* _Recorded information_
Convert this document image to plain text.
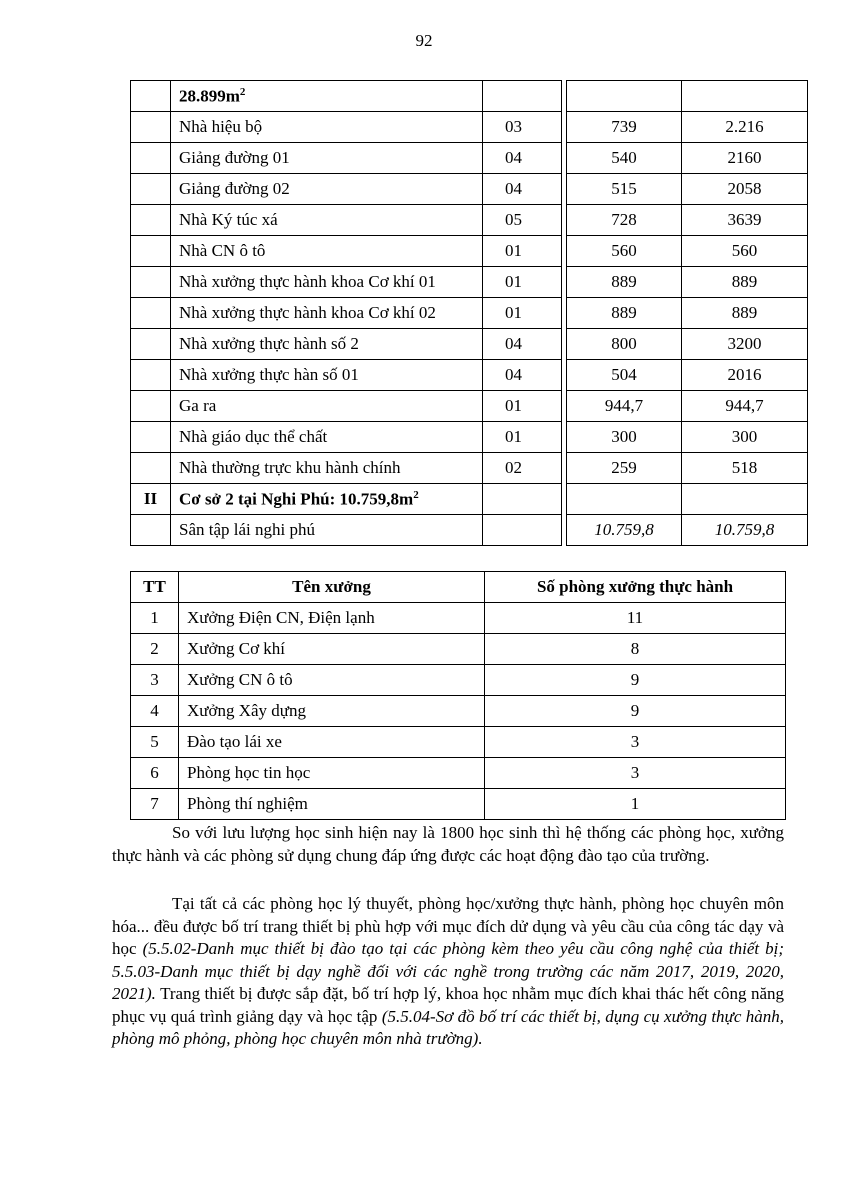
92
	$28.899m^2$				
	Nhà hiệu bộ	03		739	2.216
	Giảng đường 01	04		540	2160
	Giảng đường 02	04		515	2058
	Nhà Ký túc xá	05		728	3639
	Nhà CN ô tô	01		560	560
	Nhà xưởng thực hành khoa Cơ khí 01	01		889	889
	Nhà xưởng thực hành khoa Cơ khí 02	01		889	889
	Nhà xưởng thực hành số 2	04		800	3200
	Nhà xưởng thực hàn số 01	04		504	2016
	Ga ra	01		944,7	944,7
	Nhà giáo dục thể chất	01		300	300
	Nhà thường trực khu hành chính	02		259	518
II	Cơ sở 2 tại Nghi Phú: $10.759,8m^2$				
	Sân tập lái nghi phú			10.759,8	10.759,8
TT	Tên xưởng	Số phòng xưởng thực hành
1	Xưởng Điện CN, Điện lạnh	11
2	Xưởng Cơ khí	8
3	Xưởng CN ô tô	9
4	Xưởng Xây dựng	9
5	Đào tạo lái xe	3
6	Phòng học tin học	3
7	Phòng thí nghiệm	1
So với lưu lượng học sinh hiện nay là 1800 học sinh thì hệ thống các phòng học, xưởng thực hành và các phòng sử dụng chung đáp ứng được các hoạt động đào tạo của trường.
Tại tất cả các phòng học lý thuyết, phòng học/xưởng thực hành, phòng học chuyên môn hóa... đều được bố trí trang thiết bị phù hợp với mục đích dử dụng và yêu cầu của công tác dạy và học (5.5.02-Danh mục thiết bị đào tạo tại các phòng kèm theo yêu cầu công nghệ của thiết bị; 5.5.03-Danh mục thiết bị dạy nghề đối với các nghề trong trường các năm 2017, 2019, 2020, 2021). Trang thiết bị được sắp đặt, bố trí hợp lý, khoa học nhằm mục đích khai thác hết công năng phục vụ quá trình giảng dạy và học tập (5.5.04-Sơ đồ bố trí các thiết bị, dụng cụ xưởng thực hành, phòng mô phỏng, phòng học chuyên môn nhà trường).
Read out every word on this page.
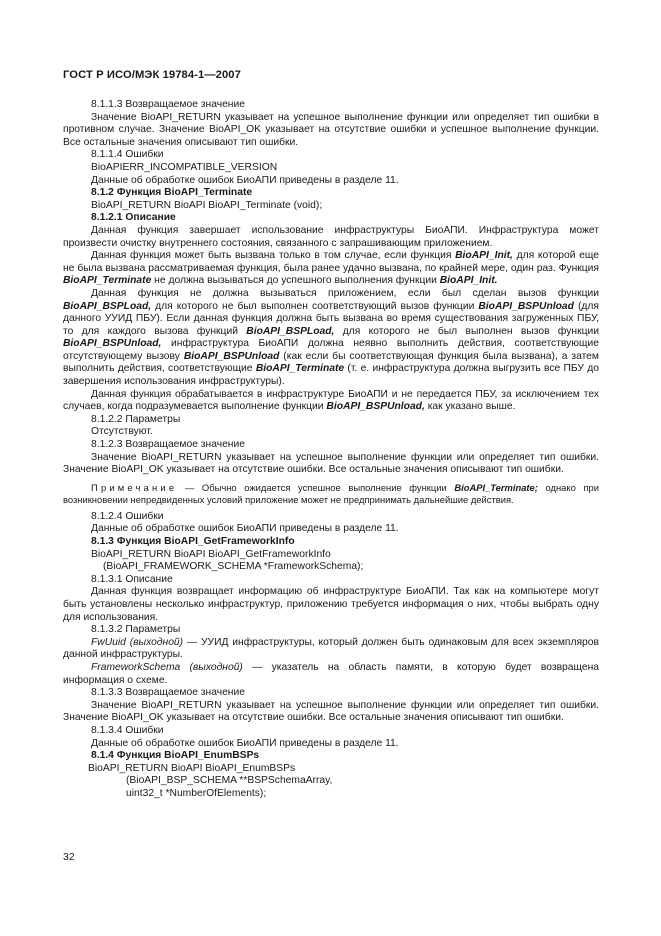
ГОСТ Р ИСО/МЭК 19784-1—2007

8.1.1.3 Возвращаемое значение

Значение BioAPI_RETURN указывает на успешное выполнение функции или определяет тип ошибки в противном случае. Значение BioAPI_OK указывает на отсутствие ошибки и успешное выполнение функции. Все остальные значения описывают тип ошибки.

8.1.1.4 Ошибки

BioAPIERR_INCOMPATIBLE_VERSION

Данные об обработке ошибок БиоАПИ приведены в разделе 11.

8.1.2 Функция BioAPI_Terminate

BioAPI_RETURN BioAPI BioAPI_Terminate (void);

8.1.2.1 Описание

Данная функция завершает использование инфраструктуры БиоАПИ. Инфраструктура может произвести очистку внутреннего состояния, связанного с запрашивающим приложением.

Данная функция может быть вызвана только в том случае, если функция BioAPI_Init, для которой еще не была вызвана рассматриваемая функция, была ранее удачно вызвана, по крайней мере, один раз. Функция BioAPI_Terminate не должна вызываться до успешного выполнения функции BioAPI_Init.

Данная функция не должна вызываться приложением, если был сделан вызов функции BioAPI_BSPLoad, для которого не был выполнен соответствующий вызов функции BioAPI_BSPUnload (для данного УУИД ПБУ). Если данная функция должна быть вызвана во время существования загруженных ПБУ, то для каждого вызова функций BioAPI_BSPLoad, для которого не был выполнен вызов функции BioAPI_BSPUnload, инфраструктура БиоАПИ должна неявно выполнить действия, соответствующие отсутствующему вызову BioAPI_BSPUnload (как если бы соответствующая функция была вызвана), а затем выполнить действия, соответствующие BioAPI_Terminate (т. е. инфраструктура должна выгрузить все ПБУ до завершения использования инфраструктуры).

Данная функция обрабатывается в инфраструктуре БиоАПИ и не передается ПБУ, за исключением тех случаев, когда подразумевается выполнение функции BioAPI_BSPUnload, как указано выше.

8.1.2.2 Параметры

Отсутствуют.

8.1.2.3 Возвращаемое значение

Значение BioAPI_RETURN указывает на успешное выполнение функции или определяет тип ошибки. Значение BioAPI_OK указывает на отсутствие ошибки. Все остальные значения описывают тип ошибки.

Примечание — Обычно ожидается успешное выполнение функции BioAPI_Terminate; однако при возникновении непредвиденных условий приложение может не предпринимать дальнейшие действия.

8.1.2.4 Ошибки

Данные об обработке ошибок БиоАПИ приведены в разделе 11.

8.1.3 Функция BioAPI_GetFrameworkInfo

BioAPI_RETURN BioAPI BioAPI_GetFrameworkInfo

(BioAPI_FRAMEWORK_SCHEMA *FrameworkSchema);

8.1.3.1 Описание

Данная функция возвращает информацию об инфраструктуре БиоАПИ. Так как на компьютере могут быть установлены несколько инфраструктур, приложению требуется информация о них, чтобы выбрать одну для использования.

8.1.3.2 Параметры

FwUuid (выходной) — УУИД инфраструктуры, который должен быть одинаковым для всех экземпляров данной инфраструктуры.

FrameworkSchema (выходной) — указатель на область памяти, в которую будет возвращена информация о схеме.

8.1.3.3 Возвращаемое значение

Значение BioAPI_RETURN указывает на успешное выполнение функции или определяет тип ошибки. Значение BioAPI_OK указывает на отсутствие ошибки. Все остальные значения описывают тип ошибки.

8.1.3.4 Ошибки

Данные об обработке ошибок БиоАПИ приведены в разделе 11.

8.1.4 Функция BioAPI_EnumBSPs

BioAPI_RETURN BioAPI BioAPI_EnumBSPs

(BioAPI_BSP_SCHEMA **BSPSchemaArray,

uint32_t *NumberOfElements);

32
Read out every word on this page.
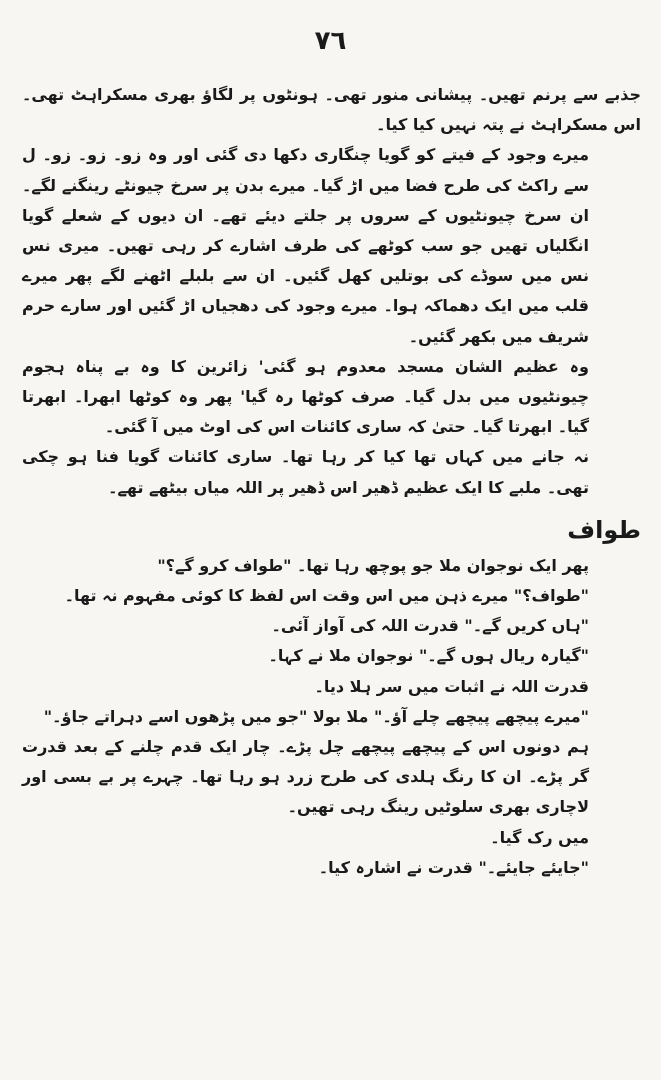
٧٦

جذبے سے پرنم تھیں۔ پیشانی منور تھی۔ ہونٹوں پر لگاؤ بھری مسکراہٹ تھی۔ اس مسکراہٹ نے پتہ نہیں کیا کیا۔

میرے وجود کے فیتے کو گویا چنگاری دکھا دی گئی اور وہ زو۔ زو۔ زو۔ ل سے راکٹ کی طرح فضا میں اڑ گیا۔ میرے بدن پر سرخ چیونٹے رینگنے لگے۔ ان سرخ چیونٹیوں کے سروں پر جلتے دیئے تھے۔ ان دیوں کے شعلے گویا انگلیاں تھیں جو سب کوٹھے کی طرف اشارے کر رہی تھیں۔ میری نس نس میں سوڈے کی بوتلیں کھل گئیں۔ ان سے بلبلے اٹھنے لگے پھر میرے قلب میں ایک دھماکہ ہوا۔ میرے وجود کی دھجیاں اڑ گئیں اور سارے حرم شریف میں بکھر گئیں۔

وہ عظیم الشان مسجد معدوم ہو گئی' زائرین کا وہ بے پناہ ہجوم چیونٹیوں میں بدل گیا۔ صرف کوٹھا رہ گیا' پھر وہ کوٹھا ابھرا۔ ابھرتا گیا۔ ابھرتا گیا۔ حتیٰ کہ ساری کائنات اس کی اوٹ میں آ گئی۔

نہ جانے میں کہاں تھا کیا کر رہا تھا۔ ساری کائنات گویا فنا ہو چکی تھی۔ ملبے کا ایک عظیم ڈھیر اس ڈھیر پر اللہ میاں بیٹھے تھے۔

طواف

پھر ایک نوجوان ملا جو پوچھ رہا تھا۔ "طواف کرو گے؟"

"طواف؟" میرے ذہن میں اس وقت اس لفظ کا کوئی مفہوم نہ تھا۔

"ہاں کریں گے۔" قدرت اللہ کی آواز آئی۔

"گیارہ ریال ہوں گے۔" نوجوان ملا نے کہا۔

قدرت اللہ نے اثبات میں سر ہلا دیا۔

"میرے پیچھے پیچھے چلے آؤ۔" ملا بولا "جو میں پڑھوں اسے دہراتے جاؤ۔"

ہم دونوں اس کے پیچھے پیچھے چل پڑے۔ چار ایک قدم چلنے کے بعد قدرت گر پڑے۔ ان کا رنگ ہلدی کی طرح زرد ہو رہا تھا۔ چہرے پر بے بسی اور لاچاری بھری سلوٹیں رینگ رہی تھیں۔

میں رک گیا۔

"جایئے جایئے۔" قدرت نے اشارہ کیا۔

* _What you have to do_
Which lines include "Возвращаемое"? Copy each of them out.

* _Reply_
8.1.1.3 Возвращаемое значение
8.1.2.3 Возвращаемое значение
8.1.3.3 Возвращаемое значение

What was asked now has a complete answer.